Entries taken from a collection:
+===+

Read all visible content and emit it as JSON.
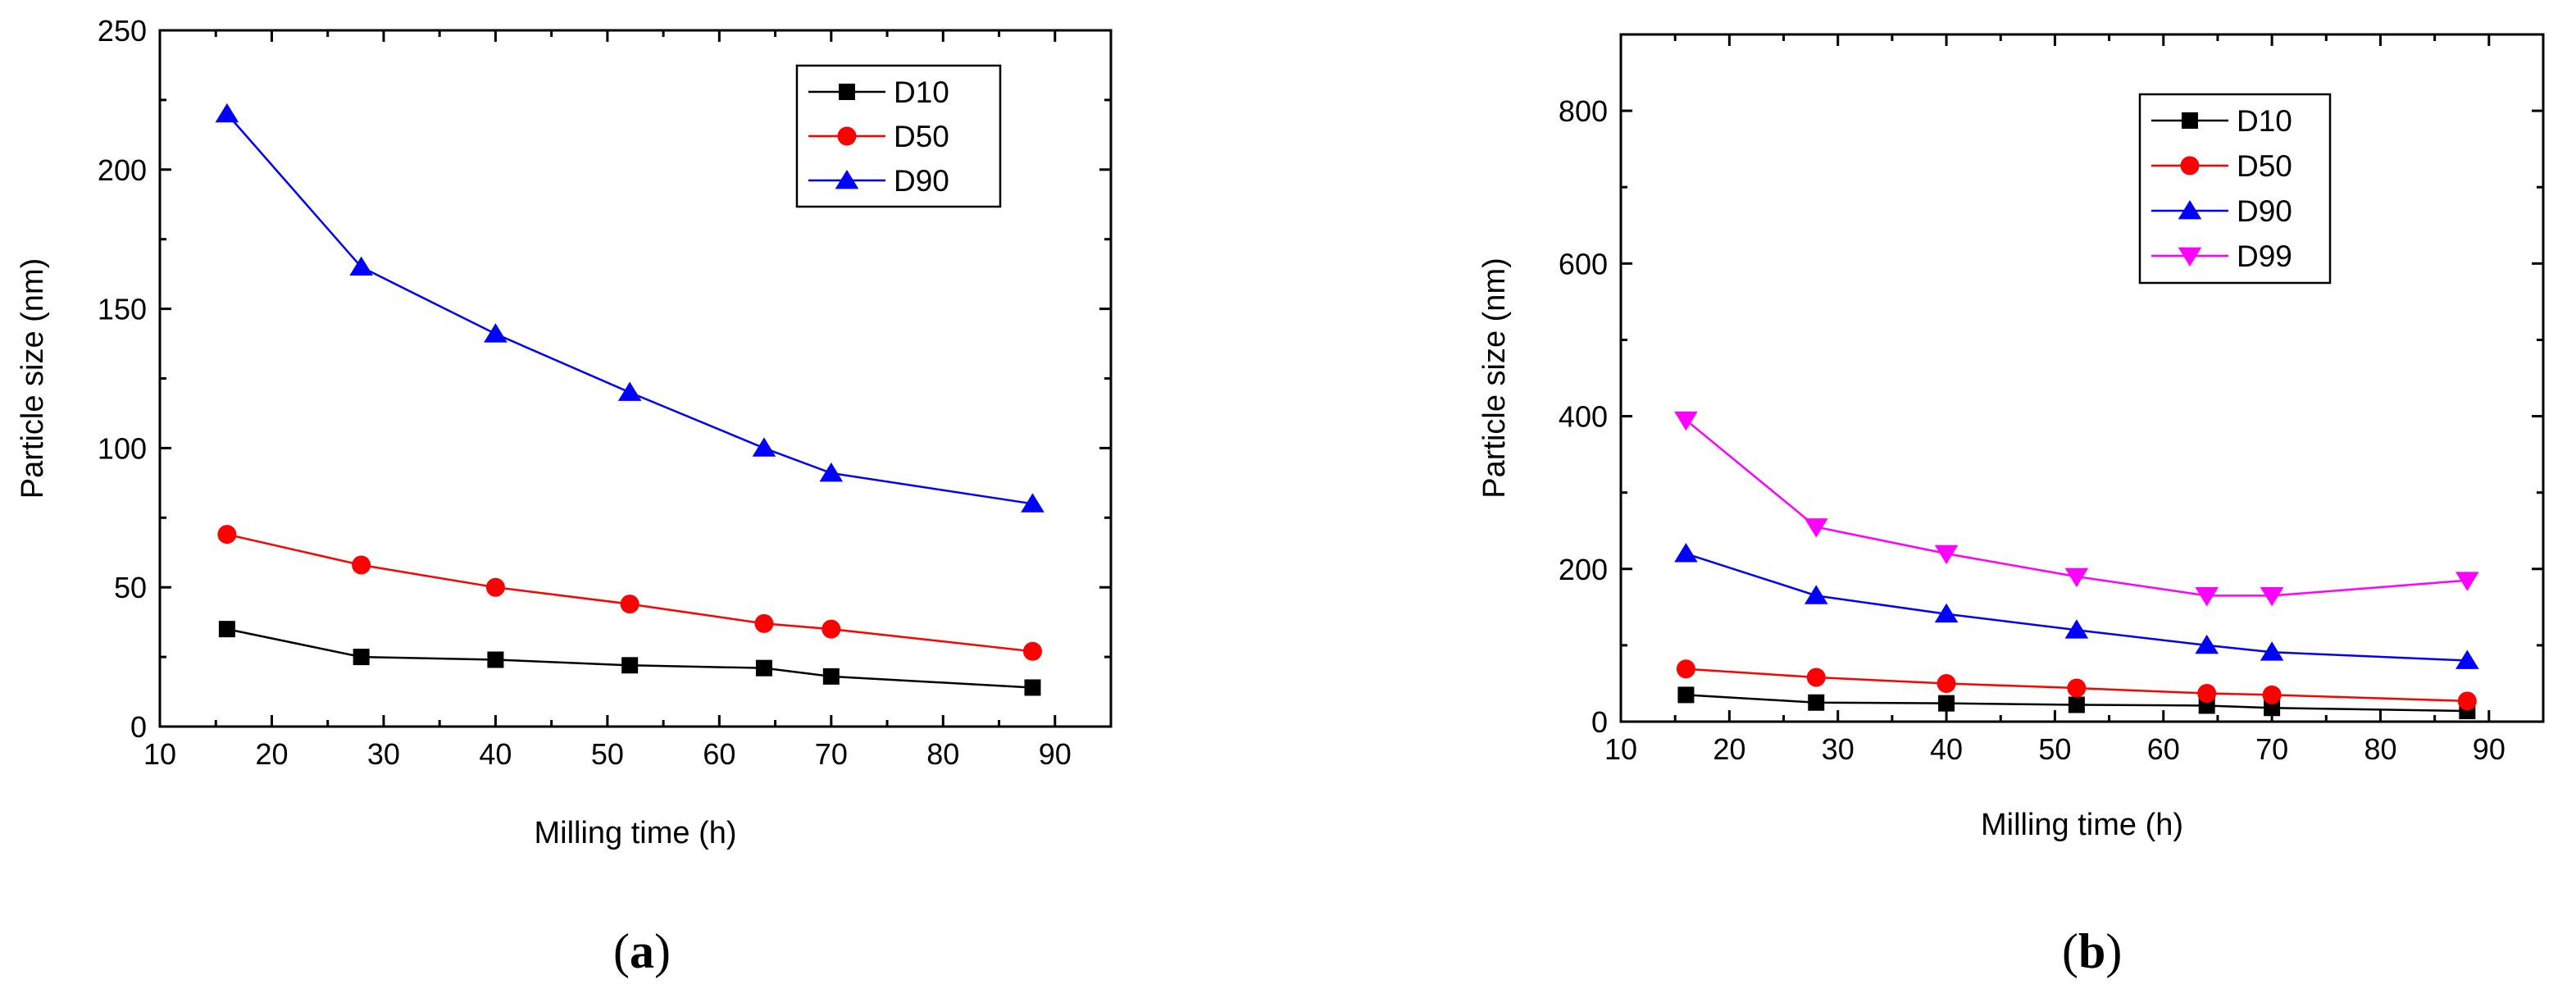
{
  "chart_data": [
    {
      "id": "a",
      "type": "line",
      "caption_paren_open": "(",
      "caption_letter": "a",
      "caption_paren_close": ")",
      "xlabel": "Milling time (h)",
      "ylabel": "Particle size (nm)",
      "xlim": [
        10,
        95
      ],
      "ylim": [
        0,
        250
      ],
      "xticks": [
        10,
        20,
        30,
        40,
        50,
        60,
        70,
        80,
        90
      ],
      "yticks": [
        0,
        50,
        100,
        150,
        200,
        250
      ],
      "x": [
        16,
        28,
        40,
        52,
        64,
        70,
        88
      ],
      "legend_position": "top-right",
      "series": [
        {
          "name": "D10",
          "color": "#000000",
          "marker": "square",
          "values": [
            35,
            25,
            24,
            22,
            21,
            18,
            14
          ]
        },
        {
          "name": "D50",
          "color": "#ff0000",
          "marker": "circle",
          "values": [
            69,
            58,
            50,
            44,
            37,
            35,
            27
          ]
        },
        {
          "name": "D90",
          "color": "#0000ff",
          "marker": "triangle-up",
          "values": [
            220,
            165,
            141,
            120,
            100,
            91,
            80
          ]
        }
      ]
    },
    {
      "id": "b",
      "type": "line",
      "caption_paren_open": "(",
      "caption_letter": "b",
      "caption_paren_close": ")",
      "xlabel": "Milling time (h)",
      "ylabel": "Particle size (nm)",
      "xlim": [
        10,
        95
      ],
      "ylim": [
        0,
        900
      ],
      "xticks": [
        10,
        20,
        30,
        40,
        50,
        60,
        70,
        80,
        90
      ],
      "yticks": [
        0,
        200,
        400,
        600,
        800
      ],
      "x": [
        16,
        28,
        40,
        52,
        64,
        70,
        88
      ],
      "legend_position": "top-center",
      "series": [
        {
          "name": "D10",
          "color": "#000000",
          "marker": "square",
          "values": [
            35,
            25,
            24,
            22,
            21,
            18,
            14
          ]
        },
        {
          "name": "D50",
          "color": "#ff0000",
          "marker": "circle",
          "values": [
            69,
            58,
            50,
            44,
            37,
            35,
            27
          ]
        },
        {
          "name": "D90",
          "color": "#0000ff",
          "marker": "triangle-up",
          "values": [
            220,
            165,
            141,
            120,
            100,
            91,
            80
          ]
        },
        {
          "name": "D99",
          "color": "#ff00ff",
          "marker": "triangle-down",
          "values": [
            395,
            255,
            220,
            190,
            165,
            165,
            185
          ]
        }
      ]
    }
  ]
}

+===+

Can the entries above be repeated exactly, without their pictures?

Read all visible content and emit it as JSON.
{
  "chart_data": [
    {
      "id": "a",
      "type": "line",
      "caption_paren_open": "(",
      "caption_letter": "a",
      "caption_paren_close": ")",
      "xlabel": "Milling time (h)",
      "ylabel": "Particle size (nm)",
      "xlim": [
        10,
        95
      ],
      "ylim": [
        0,
        250
      ],
      "xticks": [
        10,
        20,
        30,
        40,
        50,
        60,
        70,
        80,
        90
      ],
      "yticks": [
        0,
        50,
        100,
        150,
        200,
        250
      ],
      "x": [
        16,
        28,
        40,
        52,
        64,
        70,
        88
      ],
      "legend_position": "top-right",
      "series": [
        {
          "name": "D10",
          "color": "#000000",
          "marker": "square",
          "values": [
            35,
            25,
            24,
            22,
            21,
            18,
            14
          ]
        },
        {
          "name": "D50",
          "color": "#ff0000",
          "marker": "circle",
          "values": [
            69,
            58,
            50,
            44,
            37,
            35,
            27
          ]
        },
        {
          "name": "D90",
          "color": "#0000ff",
          "marker": "triangle-up",
          "values": [
            220,
            165,
            141,
            120,
            100,
            91,
            80
          ]
        }
      ]
    },
    {
      "id": "b",
      "type": "line",
      "caption_paren_open": "(",
      "caption_letter": "b",
      "caption_paren_close": ")",
      "xlabel": "Milling time (h)",
      "ylabel": "Particle size (nm)",
      "xlim": [
        10,
        95
      ],
      "ylim": [
        0,
        900
      ],
      "xticks": [
        10,
        20,
        30,
        40,
        50,
        60,
        70,
        80,
        90
      ],
      "yticks": [
        0,
        200,
        400,
        600,
        800
      ],
      "x": [
        16,
        28,
        40,
        52,
        64,
        70,
        88
      ],
      "legend_position": "top-center",
      "series": [
        {
          "name": "D10",
          "color": "#000000",
          "marker": "square",
          "values": [
            35,
            25,
            24,
            22,
            21,
            18,
            14
          ]
        },
        {
          "name": "D50",
          "color": "#ff0000",
          "marker": "circle",
          "values": [
            69,
            58,
            50,
            44,
            37,
            35,
            27
          ]
        },
        {
          "name": "D90",
          "color": "#0000ff",
          "marker": "triangle-up",
          "values": [
            220,
            165,
            141,
            120,
            100,
            91,
            80
          ]
        },
        {
          "name": "D99",
          "color": "#ff00ff",
          "marker": "triangle-down",
          "values": [
            395,
            255,
            220,
            190,
            165,
            165,
            185
          ]
        }
      ]
    }
  ]
}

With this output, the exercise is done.